### AIM
Write out all the data again, exactly as it stands.

####

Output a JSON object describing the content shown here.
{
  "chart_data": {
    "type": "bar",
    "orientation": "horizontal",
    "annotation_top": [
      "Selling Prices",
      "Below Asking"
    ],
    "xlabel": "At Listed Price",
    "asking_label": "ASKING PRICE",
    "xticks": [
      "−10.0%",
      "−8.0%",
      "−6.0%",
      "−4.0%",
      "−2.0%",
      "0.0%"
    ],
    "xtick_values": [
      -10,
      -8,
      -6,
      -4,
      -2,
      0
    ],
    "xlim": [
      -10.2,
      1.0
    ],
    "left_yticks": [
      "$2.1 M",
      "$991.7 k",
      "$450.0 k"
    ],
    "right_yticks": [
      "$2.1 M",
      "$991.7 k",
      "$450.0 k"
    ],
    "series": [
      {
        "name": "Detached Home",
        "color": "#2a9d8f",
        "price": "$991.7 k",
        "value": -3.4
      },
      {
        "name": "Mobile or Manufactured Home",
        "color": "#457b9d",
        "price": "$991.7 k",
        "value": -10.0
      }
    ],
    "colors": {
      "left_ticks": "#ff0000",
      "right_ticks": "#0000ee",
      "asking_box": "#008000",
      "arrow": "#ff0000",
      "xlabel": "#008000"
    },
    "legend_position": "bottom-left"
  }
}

####

### RIGHT ANSWER
Output a JSON object describing the content shown here.
{
  "chart_data": {
    "type": "bar",
    "orientation": "horizontal",
    "annotation_top": [
      "Selling Prices",
      "Below Asking"
    ],
    "xlabel": "At Listed Price",
    "asking_label": "ASKING PRICE",
    "xticks": [
      "−10.0%",
      "−8.0%",
      "−6.0%",
      "−4.0%",
      "−2.0%",
      "0.0%"
    ],
    "xtick_values": [
      -10,
      -8,
      -6,
      -4,
      -2,
      0
    ],
    "xlim": [
      -10.2,
      1.0
    ],
    "left_yticks": [
      "$2.1 M",
      "$991.7 k",
      "$450.0 k"
    ],
    "right_yticks": [
      "$2.1 M",
      "$991.7 k",
      "$450.0 k"
    ],
    "series": [
      {
        "name": "Detached Home",
        "color": "#2a9d8f",
        "price": "$991.7 k",
        "value": -3.4
      },
      {
        "name": "Mobile or Manufactured Home",
        "color": "#457b9d",
        "price": "$991.7 k",
        "value": -10.0
      }
    ],
    "colors": {
      "left_ticks": "#ff0000",
      "right_ticks": "#0000ee",
      "asking_box": "#008000",
      "arrow": "#ff0000",
      "xlabel": "#008000"
    },
    "legend_position": "bottom-left"
  }
}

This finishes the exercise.